* **DO THIS**
Can you find the lines of the listing that include "JSON" and copy every one?

* **STORED DATA**
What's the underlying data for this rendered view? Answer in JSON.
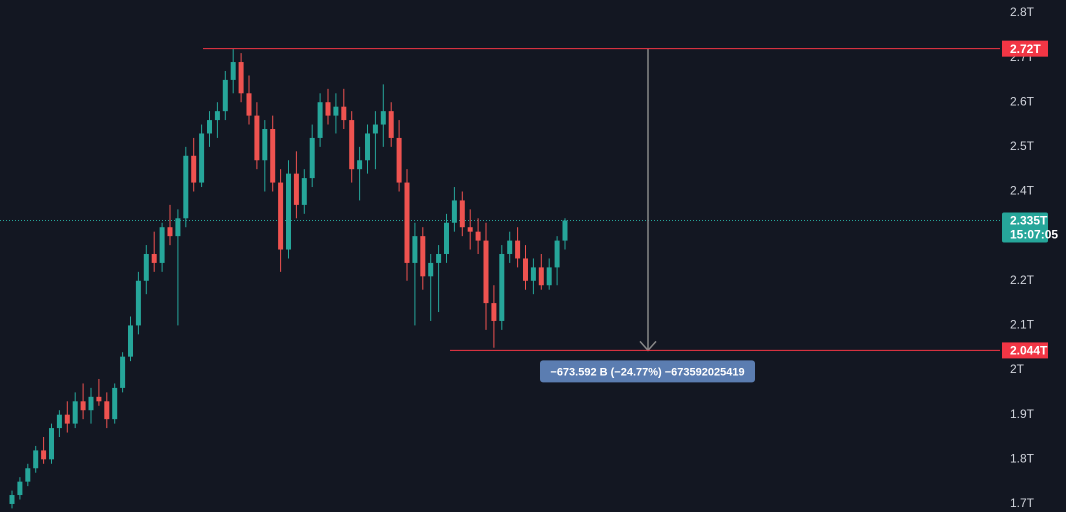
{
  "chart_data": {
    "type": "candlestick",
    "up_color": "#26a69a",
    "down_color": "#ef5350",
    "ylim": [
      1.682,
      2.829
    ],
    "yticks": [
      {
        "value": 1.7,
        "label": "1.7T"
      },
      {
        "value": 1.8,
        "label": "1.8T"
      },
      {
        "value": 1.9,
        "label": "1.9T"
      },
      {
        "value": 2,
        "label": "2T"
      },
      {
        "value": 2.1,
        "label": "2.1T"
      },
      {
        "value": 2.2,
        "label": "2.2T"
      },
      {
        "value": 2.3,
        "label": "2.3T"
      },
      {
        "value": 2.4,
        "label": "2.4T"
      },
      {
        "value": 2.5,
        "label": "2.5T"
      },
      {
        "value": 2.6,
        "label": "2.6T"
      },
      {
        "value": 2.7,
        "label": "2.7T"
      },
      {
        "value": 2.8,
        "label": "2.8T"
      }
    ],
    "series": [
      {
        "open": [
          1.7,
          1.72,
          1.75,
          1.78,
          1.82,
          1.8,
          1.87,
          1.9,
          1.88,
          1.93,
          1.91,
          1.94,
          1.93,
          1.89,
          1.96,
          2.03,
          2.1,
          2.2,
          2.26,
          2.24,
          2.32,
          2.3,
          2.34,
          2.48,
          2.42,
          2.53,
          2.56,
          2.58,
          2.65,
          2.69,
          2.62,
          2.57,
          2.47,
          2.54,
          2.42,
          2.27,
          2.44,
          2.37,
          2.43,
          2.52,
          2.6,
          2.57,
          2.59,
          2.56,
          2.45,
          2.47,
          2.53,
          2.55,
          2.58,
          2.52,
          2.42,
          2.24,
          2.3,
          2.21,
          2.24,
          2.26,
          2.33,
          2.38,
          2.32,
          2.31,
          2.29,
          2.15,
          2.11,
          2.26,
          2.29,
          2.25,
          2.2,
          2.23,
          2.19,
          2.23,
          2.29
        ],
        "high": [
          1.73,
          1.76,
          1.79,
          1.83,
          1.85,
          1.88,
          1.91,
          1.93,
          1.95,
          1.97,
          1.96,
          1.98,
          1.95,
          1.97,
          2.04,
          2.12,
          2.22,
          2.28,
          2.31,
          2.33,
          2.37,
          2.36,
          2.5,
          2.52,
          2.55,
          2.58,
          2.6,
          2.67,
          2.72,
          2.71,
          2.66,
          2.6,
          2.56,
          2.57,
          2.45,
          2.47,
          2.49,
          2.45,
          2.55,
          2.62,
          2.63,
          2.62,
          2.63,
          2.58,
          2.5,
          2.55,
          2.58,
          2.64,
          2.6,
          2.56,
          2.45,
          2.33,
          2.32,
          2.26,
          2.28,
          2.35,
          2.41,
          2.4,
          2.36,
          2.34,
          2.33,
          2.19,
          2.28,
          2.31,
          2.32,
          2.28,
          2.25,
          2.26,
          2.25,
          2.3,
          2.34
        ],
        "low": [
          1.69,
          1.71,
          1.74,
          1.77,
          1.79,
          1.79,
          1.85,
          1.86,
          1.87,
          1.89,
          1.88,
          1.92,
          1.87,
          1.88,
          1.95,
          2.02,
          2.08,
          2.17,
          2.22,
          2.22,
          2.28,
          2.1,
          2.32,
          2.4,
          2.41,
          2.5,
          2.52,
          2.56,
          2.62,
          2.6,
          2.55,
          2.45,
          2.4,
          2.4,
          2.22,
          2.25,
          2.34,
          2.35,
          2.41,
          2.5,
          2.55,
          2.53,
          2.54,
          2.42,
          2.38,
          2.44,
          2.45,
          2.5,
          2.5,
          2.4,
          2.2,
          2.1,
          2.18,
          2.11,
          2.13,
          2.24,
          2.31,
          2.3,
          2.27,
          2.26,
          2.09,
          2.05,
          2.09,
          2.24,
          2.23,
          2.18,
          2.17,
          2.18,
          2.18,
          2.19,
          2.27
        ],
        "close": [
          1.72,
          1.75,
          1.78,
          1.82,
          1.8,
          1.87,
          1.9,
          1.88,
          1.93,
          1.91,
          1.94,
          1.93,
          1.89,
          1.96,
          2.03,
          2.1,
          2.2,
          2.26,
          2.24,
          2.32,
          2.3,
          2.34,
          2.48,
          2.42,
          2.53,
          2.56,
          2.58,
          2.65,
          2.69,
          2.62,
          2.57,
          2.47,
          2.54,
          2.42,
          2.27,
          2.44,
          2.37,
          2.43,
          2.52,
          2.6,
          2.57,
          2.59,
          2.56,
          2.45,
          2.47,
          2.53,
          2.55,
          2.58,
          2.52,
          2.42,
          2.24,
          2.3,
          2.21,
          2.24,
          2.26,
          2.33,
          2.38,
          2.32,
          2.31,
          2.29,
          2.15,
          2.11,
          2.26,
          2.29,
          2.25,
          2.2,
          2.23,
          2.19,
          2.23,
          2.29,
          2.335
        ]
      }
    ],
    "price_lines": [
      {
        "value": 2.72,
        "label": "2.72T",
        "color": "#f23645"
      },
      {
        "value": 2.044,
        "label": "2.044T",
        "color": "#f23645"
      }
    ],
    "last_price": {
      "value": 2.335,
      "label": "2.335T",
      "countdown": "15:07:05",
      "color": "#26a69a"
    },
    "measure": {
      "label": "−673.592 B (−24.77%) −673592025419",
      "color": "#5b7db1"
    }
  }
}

...

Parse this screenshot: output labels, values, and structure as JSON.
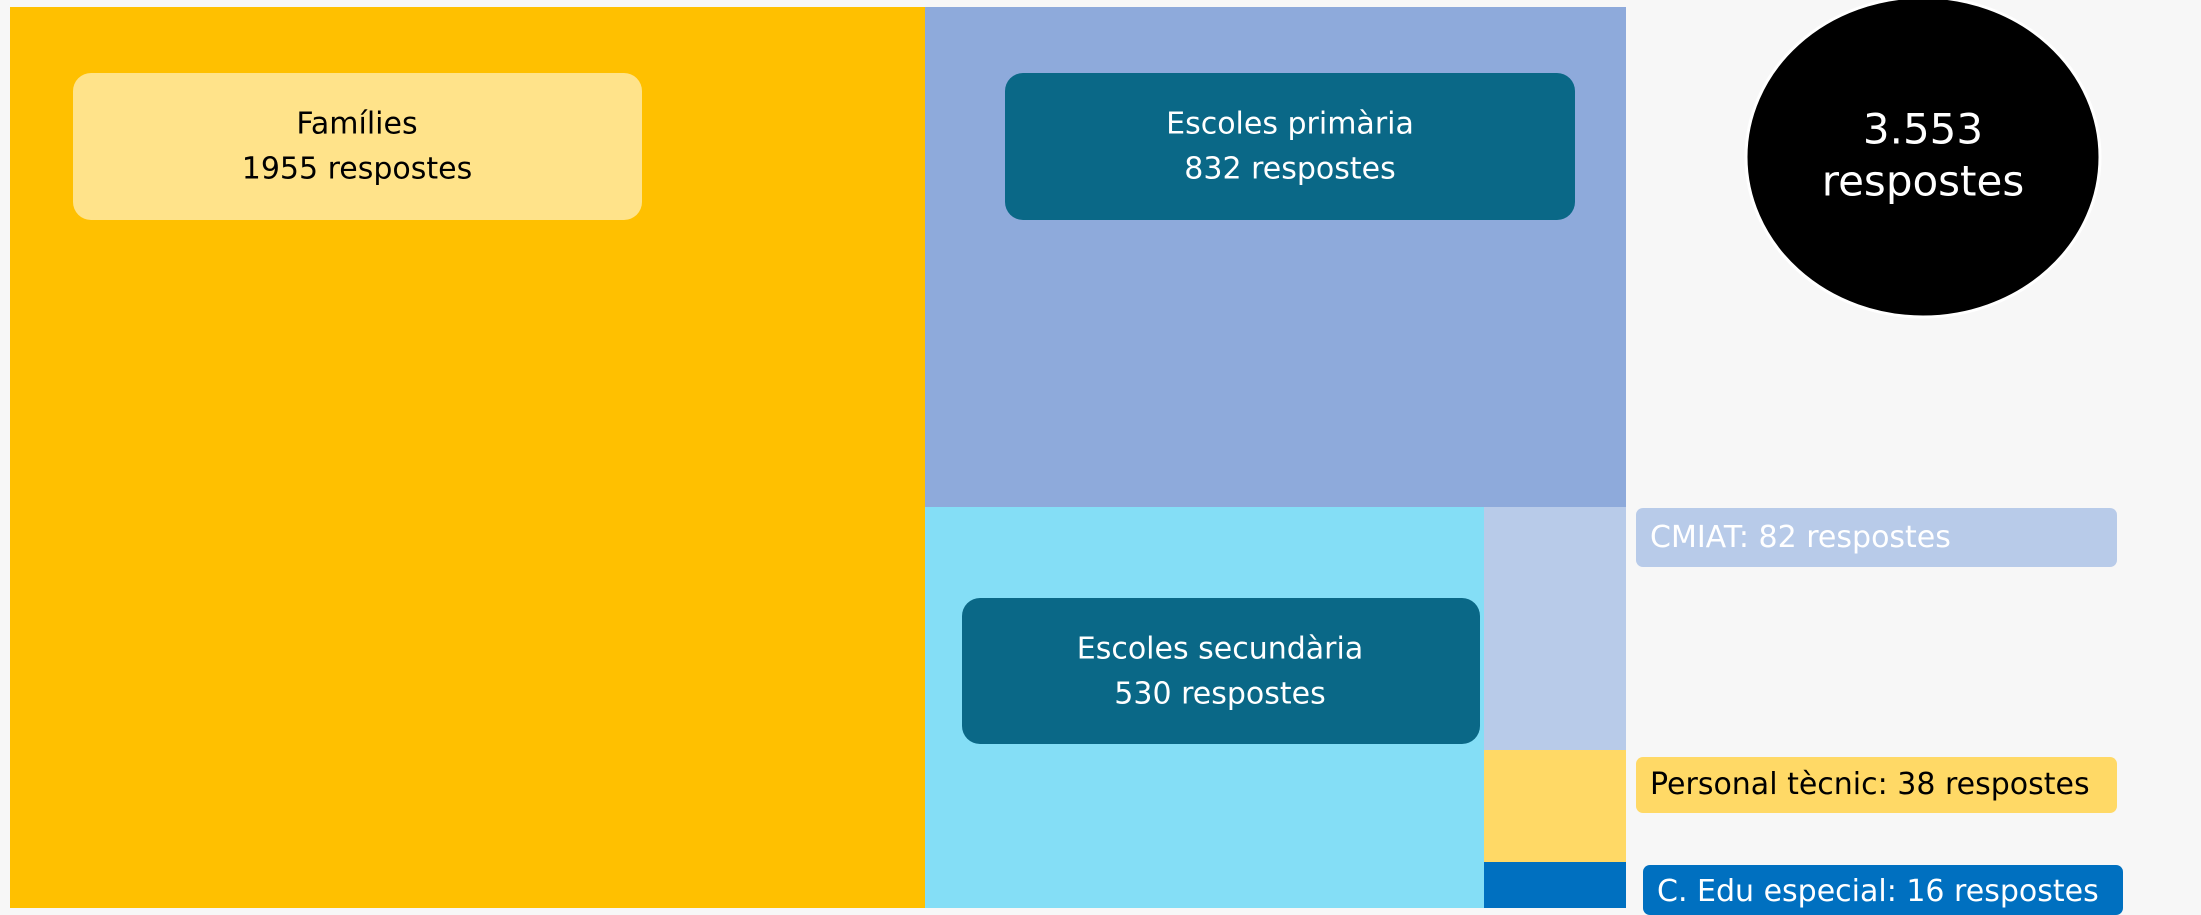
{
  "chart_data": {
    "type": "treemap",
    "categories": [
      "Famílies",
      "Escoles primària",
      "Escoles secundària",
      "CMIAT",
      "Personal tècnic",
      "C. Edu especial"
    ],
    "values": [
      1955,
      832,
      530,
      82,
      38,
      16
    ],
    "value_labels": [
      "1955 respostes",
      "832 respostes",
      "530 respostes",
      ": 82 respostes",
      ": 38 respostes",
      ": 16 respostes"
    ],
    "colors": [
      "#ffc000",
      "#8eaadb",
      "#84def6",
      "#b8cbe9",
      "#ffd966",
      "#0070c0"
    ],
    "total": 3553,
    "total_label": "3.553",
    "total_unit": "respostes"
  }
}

* * *

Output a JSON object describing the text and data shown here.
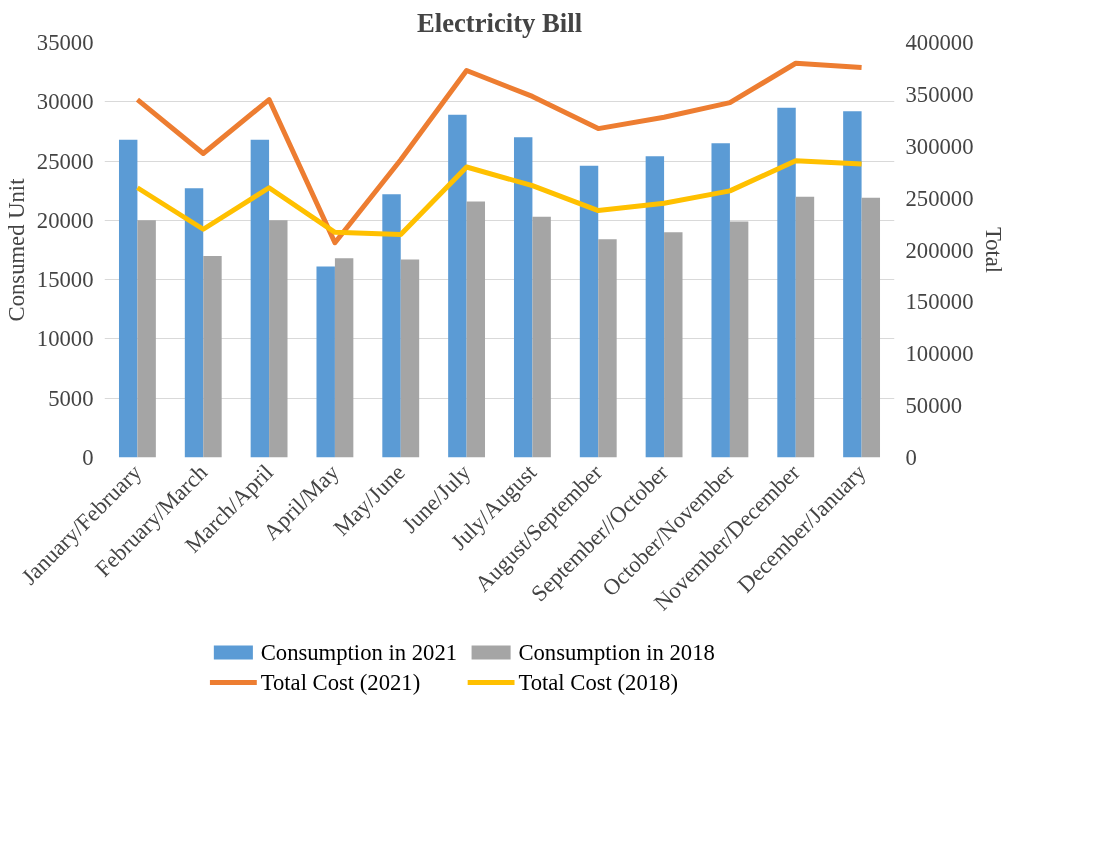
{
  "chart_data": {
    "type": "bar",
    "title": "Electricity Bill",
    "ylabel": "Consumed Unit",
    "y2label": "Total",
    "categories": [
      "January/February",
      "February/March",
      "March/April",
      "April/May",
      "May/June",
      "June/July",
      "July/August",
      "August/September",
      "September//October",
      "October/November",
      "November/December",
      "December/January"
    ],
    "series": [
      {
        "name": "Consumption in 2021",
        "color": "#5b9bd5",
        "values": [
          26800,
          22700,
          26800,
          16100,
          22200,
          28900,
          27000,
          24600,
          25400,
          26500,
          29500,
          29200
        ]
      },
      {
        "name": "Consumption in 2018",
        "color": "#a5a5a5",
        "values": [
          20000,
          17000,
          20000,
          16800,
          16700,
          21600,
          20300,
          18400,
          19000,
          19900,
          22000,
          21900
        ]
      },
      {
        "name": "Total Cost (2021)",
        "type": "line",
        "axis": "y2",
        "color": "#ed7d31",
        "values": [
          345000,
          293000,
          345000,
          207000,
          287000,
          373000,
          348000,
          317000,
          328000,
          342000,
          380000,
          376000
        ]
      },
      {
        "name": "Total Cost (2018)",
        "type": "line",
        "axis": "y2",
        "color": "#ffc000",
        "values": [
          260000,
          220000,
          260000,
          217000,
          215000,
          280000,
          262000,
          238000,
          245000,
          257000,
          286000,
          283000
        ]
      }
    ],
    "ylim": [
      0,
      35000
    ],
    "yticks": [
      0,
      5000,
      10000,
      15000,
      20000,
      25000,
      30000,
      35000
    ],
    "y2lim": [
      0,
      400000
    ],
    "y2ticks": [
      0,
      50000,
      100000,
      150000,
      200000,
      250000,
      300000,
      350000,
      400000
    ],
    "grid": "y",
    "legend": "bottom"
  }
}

* **SOLUTION TO THIS EXERCISE**
What's the underlying data for this rendered view? Answer in JSON.
Parse this screenshot: output labels, values, and structure as JSON.
Output a JSON object describing the text and data shown here.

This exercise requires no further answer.